Start of Entries supplied

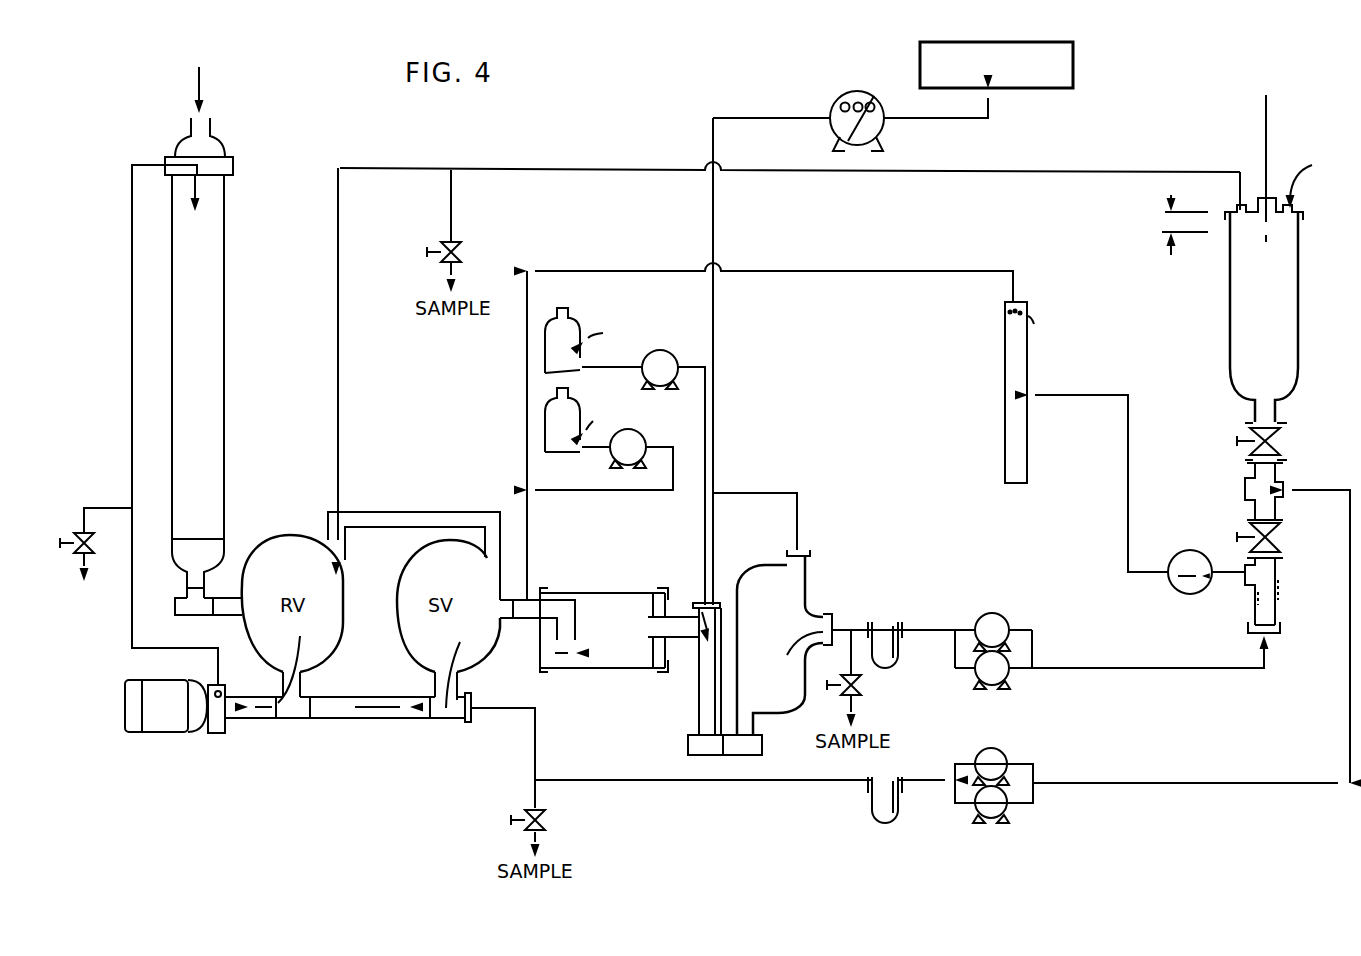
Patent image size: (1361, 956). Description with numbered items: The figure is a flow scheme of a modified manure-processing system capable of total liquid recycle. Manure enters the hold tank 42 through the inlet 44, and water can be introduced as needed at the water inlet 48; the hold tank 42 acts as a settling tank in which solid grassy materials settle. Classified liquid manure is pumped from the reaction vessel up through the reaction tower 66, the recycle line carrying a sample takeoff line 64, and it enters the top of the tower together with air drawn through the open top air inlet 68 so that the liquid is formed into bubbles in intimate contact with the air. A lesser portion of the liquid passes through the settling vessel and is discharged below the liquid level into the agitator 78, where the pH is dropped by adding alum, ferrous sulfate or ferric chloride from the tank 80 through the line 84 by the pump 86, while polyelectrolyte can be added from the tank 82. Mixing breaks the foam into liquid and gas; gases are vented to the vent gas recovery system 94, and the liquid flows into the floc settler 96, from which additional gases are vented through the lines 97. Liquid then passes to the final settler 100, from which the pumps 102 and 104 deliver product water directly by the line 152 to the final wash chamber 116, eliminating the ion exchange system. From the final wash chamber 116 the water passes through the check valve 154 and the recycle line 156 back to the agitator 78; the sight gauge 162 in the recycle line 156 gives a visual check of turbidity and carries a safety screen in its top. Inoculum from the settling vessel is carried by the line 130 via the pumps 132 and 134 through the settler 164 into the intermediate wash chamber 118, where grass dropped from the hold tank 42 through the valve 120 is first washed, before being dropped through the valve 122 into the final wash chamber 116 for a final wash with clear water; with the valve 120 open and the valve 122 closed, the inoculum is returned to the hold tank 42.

The hold tank 42 is at (1298, 360).
The inlet 44 is at (1272, 124).
The water inlet 48 is at (1300, 178).
The sample takeoff line 64 is at (103, 508).
The reaction tower 66 is at (224, 345).
The open top air inlet 68 is at (212, 136).
The agitator 78 is at (628, 567).
The tank 80 is at (578, 410).
The tank 82 is at (577, 322).
The line 84 is at (628, 492).
The pump 86 is at (660, 386).
The vent gas recovery system 94 is at (1075, 58).
The floc settler 96 is at (766, 562).
The lines 97 is at (770, 492).
The final settler 100 is at (898, 660).
The pump 102 is at (1000, 614).
The pump 104 is at (995, 687).
The final wash chamber 116 is at (1278, 608).
The intermediate wash chamber 118 is at (1255, 510).
The valve 120 is at (1270, 445).
The valve 122 is at (1268, 540).
The line 130 is at (1232, 784).
The pump 132 is at (1003, 750).
The pump 134 is at (990, 819).
The line 152 is at (965, 592).
The check valve 154 is at (1168, 585).
The recycle line 156 is at (850, 271).
The sight gauge 162 is at (1004, 428).
The settler 164 is at (890, 815).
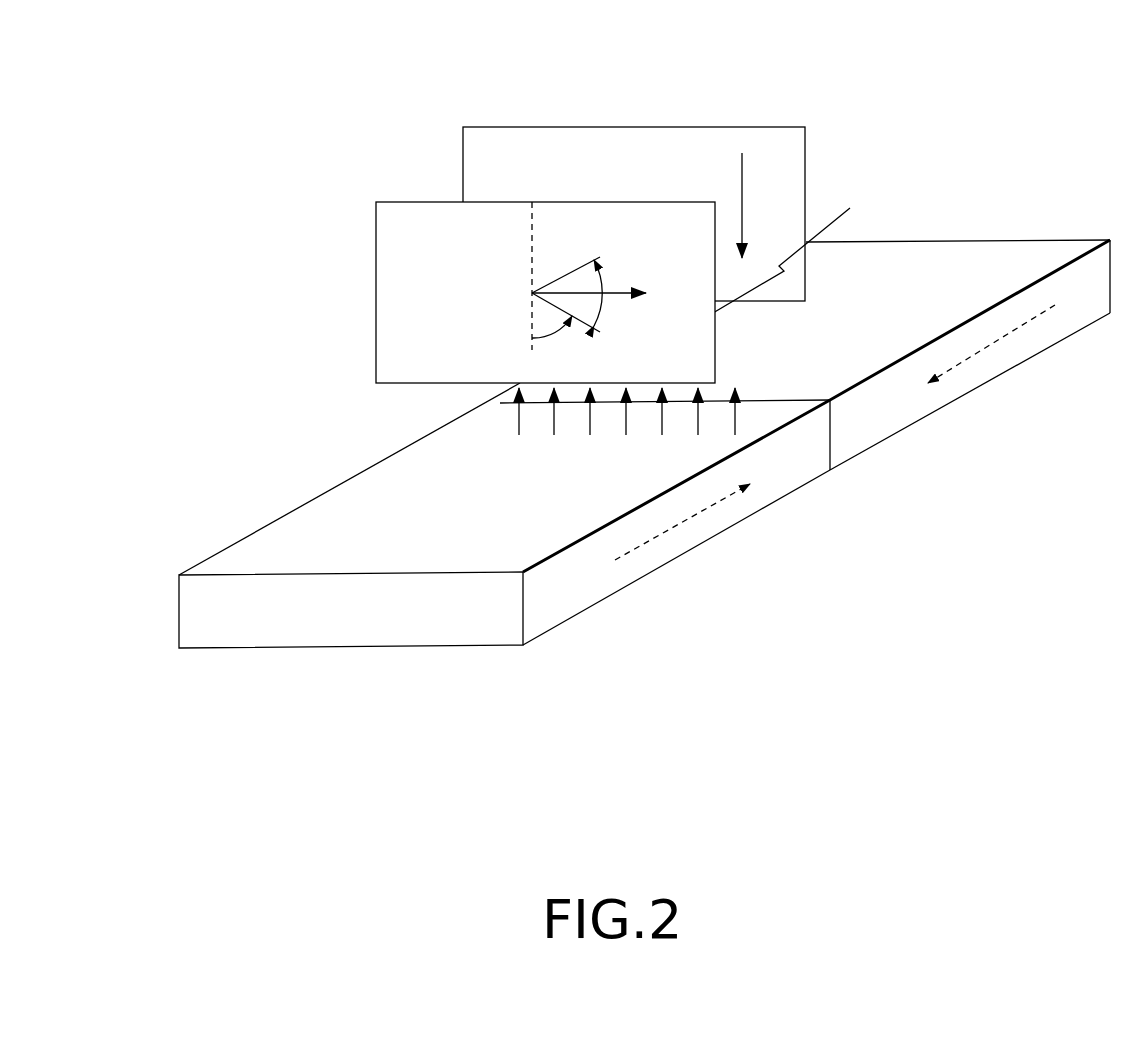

End of Entries supplied

■ **Task brief**:
Pick out every line above that contains the word "final", and copy each one.

■ **Written answer**:
Patent image size: (1361, 956). Description with numbered items: The figure is a flow scheme of a modified manure-processing system capable of total liquid recycle. Manure enters the hold tank 42 through the inlet 44, and water can be introduced as needed at the water inlet 48; the hold tank 42 acts as a settling tank in which solid grassy materials settle. Classified liquid manure is pumped from the reaction vessel up through the reaction tower 66, the recycle line carrying a sample takeoff line 64, and it enters the top of the tower together with air drawn through the open top air inlet 68 so that the liquid is formed into bubbles in intimate contact with the air. A lesser portion of the liquid passes through the settling vessel and is discharged below the liquid level into the agitator 78, where the pH is dropped by adding alum, ferrous sulfate or ferric chloride from the tank 80 through the line 84 by the pump 86, while polyelectrolyte can be added from the tank 82. Mixing breaks the foam into liquid and gas; gases are vented to the vent gas recovery system 94, and the liquid flows into the floc settler 96, from which additional gases are vented through the lines 97. Liquid then passes to the final settler 100, from which the pumps 102 and 104 deliver product water directly by the line 152 to the final wash chamber 116, eliminating the ion exchange system. From the final wash chamber 116 the water passes through the check valve 154 and the recycle line 156 back to the agitator 78; the sight gauge 162 in the recycle line 156 gives a visual check of turbidity and carries a safety screen in its top. Inoculum from the settling vessel is carried by the line 130 via the pumps 132 and 134 through the settler 164 into the intermediate wash chamber 118, where grass dropped from the hold tank 42 through the valve 120 is first washed, before being dropped through the valve 122 into the final wash chamber 116 for a final wash with clear water; with the valve 120 open and the valve 122 closed, the inoculum is returned to the hold tank 42.
The final settler 100 is at (898, 660).
The final wash chamber 116 is at (1278, 608).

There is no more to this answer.